Aim of the task
Everything in the listing should be restated word for word.

--- START Excerpted records ---

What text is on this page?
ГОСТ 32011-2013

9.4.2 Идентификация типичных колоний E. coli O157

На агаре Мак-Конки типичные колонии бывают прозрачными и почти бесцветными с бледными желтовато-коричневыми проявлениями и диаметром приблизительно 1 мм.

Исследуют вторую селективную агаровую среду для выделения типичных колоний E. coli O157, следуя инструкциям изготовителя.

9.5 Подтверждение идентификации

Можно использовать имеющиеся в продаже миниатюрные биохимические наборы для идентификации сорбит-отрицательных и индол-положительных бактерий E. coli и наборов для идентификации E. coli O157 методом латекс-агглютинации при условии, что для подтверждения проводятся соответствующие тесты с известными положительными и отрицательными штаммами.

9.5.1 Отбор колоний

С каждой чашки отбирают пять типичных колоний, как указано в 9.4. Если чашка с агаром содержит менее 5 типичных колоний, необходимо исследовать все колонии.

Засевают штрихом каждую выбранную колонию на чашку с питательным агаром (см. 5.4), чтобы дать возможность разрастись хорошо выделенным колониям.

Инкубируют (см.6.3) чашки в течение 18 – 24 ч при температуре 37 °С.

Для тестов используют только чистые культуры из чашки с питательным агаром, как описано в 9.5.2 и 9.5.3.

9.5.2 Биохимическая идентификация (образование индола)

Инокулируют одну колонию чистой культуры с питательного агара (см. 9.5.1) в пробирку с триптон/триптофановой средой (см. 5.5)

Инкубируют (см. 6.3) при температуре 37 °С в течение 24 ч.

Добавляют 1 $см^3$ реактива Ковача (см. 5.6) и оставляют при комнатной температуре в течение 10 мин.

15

--- END Excerpted records ---

Response
What text is on this page?
ГОСТ 32011-2013

9.4.2 Идентификация типичных колоний E. coli O157

На агаре Мак-Конки типичные колонии бывают прозрачными и почти бесцветными с бледными желтовато-коричневыми проявлениями и диаметром приблизительно 1 мм.

Исследуют вторую селективную агаровую среду для выделения типичных колоний E. coli O157, следуя инструкциям изготовителя.

9.5 Подтверждение идентификации

Можно использовать имеющиеся в продаже миниатюрные биохимические наборы для идентификации сорбит-отрицательных и индол-положительных бактерий E. coli и наборов для идентификации E. coli O157 методом латекс-агглютинации при условии, что для подтверждения проводятся соответствующие тесты с известными положительными и отрицательными штаммами.

9.5.1 Отбор колоний

С каждой чашки отбирают пять типичных колоний, как указано в 9.4. Если чашка с агаром содержит менее 5 типичных колоний, необходимо исследовать все колонии.

Засевают штрихом каждую выбранную колонию на чашку с питательным агаром (см. 5.4), чтобы дать возможность разрастись хорошо выделенным колониям.

Инкубируют (см.6.3) чашки в течение 18 – 24 ч при температуре 37 °С.

Для тестов используют только чистые культуры из чашки с питательным агаром, как описано в 9.5.2 и 9.5.3.

9.5.2 Биохимическая идентификация (образование индола)

Инокулируют одну колонию чистой культуры с питательного агара (см. 9.5.1) в пробирку с триптон/триптофановой средой (см. 5.5)

Инкубируют (см. 6.3) при температуре 37 °С в течение 24 ч.

Добавляют 1 $см^3$ реактива Ковача (см. 5.6) и оставляют при комнатной температуре в течение 10 мин.

15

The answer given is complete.